_Task objective:_
Every line below that mentions the word "content" should be copied out.

Source data:
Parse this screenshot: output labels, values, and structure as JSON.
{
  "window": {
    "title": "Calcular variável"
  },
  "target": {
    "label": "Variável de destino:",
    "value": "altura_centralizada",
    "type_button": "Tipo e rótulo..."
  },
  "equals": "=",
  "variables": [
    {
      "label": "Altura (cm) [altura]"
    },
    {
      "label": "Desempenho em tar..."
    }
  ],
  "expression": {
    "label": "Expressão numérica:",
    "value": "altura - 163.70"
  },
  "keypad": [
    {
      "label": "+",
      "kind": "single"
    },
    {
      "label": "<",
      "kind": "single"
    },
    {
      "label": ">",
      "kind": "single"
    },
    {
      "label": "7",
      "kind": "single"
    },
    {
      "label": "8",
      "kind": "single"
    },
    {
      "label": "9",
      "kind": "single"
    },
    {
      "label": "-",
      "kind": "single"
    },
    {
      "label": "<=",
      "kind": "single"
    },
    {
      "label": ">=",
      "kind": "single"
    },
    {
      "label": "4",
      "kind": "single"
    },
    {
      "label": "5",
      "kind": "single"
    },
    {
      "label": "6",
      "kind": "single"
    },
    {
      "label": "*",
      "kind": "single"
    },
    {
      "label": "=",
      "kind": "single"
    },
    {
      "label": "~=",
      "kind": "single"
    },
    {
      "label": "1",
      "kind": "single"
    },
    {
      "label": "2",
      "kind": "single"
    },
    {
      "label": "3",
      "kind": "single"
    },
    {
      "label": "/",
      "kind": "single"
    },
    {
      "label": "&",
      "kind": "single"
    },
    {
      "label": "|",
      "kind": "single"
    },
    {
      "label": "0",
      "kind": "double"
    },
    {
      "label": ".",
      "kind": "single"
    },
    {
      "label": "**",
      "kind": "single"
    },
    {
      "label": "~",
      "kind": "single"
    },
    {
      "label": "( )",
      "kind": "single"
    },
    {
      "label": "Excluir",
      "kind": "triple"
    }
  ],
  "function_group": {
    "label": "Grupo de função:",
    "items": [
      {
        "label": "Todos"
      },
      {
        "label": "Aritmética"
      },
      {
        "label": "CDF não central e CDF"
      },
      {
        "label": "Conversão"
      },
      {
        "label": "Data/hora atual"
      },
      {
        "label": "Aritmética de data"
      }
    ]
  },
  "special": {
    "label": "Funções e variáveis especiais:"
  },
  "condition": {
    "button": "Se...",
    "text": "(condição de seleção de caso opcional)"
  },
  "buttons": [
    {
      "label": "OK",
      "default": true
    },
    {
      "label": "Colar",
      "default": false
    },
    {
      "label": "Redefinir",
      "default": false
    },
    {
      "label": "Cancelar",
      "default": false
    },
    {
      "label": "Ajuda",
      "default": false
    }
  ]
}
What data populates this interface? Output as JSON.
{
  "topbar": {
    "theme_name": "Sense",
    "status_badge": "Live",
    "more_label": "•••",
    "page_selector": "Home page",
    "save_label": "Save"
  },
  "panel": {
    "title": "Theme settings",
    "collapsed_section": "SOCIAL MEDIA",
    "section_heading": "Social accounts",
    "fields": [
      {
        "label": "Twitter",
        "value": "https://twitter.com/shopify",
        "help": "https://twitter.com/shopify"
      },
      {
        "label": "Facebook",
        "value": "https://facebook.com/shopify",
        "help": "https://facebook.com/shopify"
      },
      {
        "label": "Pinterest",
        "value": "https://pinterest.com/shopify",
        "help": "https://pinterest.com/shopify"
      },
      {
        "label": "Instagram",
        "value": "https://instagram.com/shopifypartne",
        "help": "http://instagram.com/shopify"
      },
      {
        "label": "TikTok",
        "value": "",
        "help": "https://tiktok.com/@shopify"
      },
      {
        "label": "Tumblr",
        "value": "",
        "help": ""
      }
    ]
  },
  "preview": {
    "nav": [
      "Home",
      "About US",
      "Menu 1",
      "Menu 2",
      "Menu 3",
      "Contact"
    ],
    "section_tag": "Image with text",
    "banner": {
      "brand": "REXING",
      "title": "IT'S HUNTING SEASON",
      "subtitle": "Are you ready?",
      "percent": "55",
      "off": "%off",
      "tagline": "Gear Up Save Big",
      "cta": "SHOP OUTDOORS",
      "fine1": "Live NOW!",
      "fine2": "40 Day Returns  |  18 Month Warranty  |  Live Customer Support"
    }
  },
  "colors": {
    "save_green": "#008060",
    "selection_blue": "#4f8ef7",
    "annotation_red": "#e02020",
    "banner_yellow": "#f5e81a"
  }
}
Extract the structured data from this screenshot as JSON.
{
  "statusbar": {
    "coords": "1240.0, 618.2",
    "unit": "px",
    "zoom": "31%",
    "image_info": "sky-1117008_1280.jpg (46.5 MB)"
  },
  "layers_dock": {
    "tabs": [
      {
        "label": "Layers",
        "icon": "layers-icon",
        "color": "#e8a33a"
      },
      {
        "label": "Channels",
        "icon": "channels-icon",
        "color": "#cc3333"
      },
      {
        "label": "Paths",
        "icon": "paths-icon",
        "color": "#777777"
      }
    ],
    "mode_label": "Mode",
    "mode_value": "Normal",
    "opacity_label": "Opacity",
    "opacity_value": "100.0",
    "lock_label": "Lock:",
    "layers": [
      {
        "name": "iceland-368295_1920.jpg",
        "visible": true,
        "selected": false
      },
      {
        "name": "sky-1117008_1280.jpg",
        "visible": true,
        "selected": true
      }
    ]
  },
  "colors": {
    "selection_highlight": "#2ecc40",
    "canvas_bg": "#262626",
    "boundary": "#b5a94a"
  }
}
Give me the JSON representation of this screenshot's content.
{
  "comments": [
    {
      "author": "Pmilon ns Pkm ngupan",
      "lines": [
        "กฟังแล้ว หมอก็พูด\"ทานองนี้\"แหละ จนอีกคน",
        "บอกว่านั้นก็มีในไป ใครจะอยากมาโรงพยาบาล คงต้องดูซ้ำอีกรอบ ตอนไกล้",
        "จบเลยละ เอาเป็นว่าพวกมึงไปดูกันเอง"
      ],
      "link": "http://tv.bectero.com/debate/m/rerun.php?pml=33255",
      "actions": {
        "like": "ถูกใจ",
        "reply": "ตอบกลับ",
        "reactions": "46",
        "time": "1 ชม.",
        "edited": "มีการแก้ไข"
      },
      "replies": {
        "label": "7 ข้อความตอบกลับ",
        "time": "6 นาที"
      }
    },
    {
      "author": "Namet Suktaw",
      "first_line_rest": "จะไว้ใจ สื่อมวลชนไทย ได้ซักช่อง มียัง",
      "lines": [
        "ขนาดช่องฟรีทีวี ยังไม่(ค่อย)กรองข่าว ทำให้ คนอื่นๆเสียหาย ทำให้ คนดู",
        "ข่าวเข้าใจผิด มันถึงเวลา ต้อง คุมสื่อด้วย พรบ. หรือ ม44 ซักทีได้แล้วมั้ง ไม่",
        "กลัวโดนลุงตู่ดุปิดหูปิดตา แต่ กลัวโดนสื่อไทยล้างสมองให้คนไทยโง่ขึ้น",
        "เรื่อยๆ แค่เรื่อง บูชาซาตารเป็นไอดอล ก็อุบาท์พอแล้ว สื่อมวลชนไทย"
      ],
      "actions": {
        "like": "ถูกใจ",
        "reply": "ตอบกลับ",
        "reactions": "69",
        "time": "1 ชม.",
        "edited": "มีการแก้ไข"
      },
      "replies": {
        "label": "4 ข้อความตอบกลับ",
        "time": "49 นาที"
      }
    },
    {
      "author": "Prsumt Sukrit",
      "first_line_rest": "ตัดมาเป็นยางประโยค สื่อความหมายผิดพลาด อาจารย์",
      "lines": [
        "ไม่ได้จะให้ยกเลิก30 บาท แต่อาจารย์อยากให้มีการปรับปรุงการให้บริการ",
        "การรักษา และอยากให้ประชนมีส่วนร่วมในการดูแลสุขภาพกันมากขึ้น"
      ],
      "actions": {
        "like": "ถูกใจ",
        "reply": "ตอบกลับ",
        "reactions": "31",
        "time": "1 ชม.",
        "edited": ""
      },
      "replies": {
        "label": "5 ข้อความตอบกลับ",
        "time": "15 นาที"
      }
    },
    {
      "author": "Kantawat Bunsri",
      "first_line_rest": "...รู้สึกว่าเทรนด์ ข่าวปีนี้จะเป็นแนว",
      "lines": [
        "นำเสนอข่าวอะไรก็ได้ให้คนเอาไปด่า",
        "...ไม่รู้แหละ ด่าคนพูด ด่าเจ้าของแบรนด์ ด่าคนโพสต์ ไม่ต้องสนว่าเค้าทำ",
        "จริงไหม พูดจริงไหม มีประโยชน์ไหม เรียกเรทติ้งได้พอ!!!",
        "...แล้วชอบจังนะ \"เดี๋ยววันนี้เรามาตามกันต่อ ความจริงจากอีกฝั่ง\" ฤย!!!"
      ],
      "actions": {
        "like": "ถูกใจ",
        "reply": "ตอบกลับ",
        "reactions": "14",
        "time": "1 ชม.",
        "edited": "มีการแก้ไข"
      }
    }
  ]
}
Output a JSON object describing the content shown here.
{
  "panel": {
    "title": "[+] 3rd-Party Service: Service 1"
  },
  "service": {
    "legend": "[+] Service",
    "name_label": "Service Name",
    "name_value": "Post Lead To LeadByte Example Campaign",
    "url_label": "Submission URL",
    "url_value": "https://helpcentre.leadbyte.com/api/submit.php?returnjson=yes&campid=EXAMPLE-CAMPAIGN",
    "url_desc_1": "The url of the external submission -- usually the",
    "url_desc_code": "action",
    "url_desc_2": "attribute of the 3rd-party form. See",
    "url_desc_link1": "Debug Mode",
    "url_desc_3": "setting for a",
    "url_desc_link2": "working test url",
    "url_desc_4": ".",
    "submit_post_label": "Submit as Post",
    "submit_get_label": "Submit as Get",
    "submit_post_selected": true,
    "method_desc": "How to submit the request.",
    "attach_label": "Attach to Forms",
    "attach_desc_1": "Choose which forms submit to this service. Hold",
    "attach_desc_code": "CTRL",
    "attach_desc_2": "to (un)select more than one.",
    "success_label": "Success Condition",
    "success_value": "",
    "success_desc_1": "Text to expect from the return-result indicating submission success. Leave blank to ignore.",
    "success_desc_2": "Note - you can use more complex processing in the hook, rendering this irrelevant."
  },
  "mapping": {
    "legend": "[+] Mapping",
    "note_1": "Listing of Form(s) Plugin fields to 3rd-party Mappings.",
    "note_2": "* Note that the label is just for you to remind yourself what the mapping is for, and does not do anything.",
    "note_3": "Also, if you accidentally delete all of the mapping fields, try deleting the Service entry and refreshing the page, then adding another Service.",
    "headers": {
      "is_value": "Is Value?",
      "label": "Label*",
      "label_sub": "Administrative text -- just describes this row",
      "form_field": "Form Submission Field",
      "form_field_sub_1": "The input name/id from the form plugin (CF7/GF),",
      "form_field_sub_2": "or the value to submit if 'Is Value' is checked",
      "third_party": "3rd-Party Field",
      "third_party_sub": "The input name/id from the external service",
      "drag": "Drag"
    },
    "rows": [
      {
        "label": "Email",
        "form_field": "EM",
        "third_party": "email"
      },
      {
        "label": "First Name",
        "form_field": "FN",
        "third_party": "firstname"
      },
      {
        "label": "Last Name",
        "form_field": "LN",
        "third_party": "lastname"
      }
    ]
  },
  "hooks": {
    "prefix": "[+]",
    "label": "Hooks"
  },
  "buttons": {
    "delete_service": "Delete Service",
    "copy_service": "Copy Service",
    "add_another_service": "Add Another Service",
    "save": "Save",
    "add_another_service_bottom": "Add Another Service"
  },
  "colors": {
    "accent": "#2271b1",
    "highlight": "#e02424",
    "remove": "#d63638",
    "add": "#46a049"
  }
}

_Result for this task:_
Give me the JSON representation of this screenshot's content.
Output a JSON object describing the content shown here.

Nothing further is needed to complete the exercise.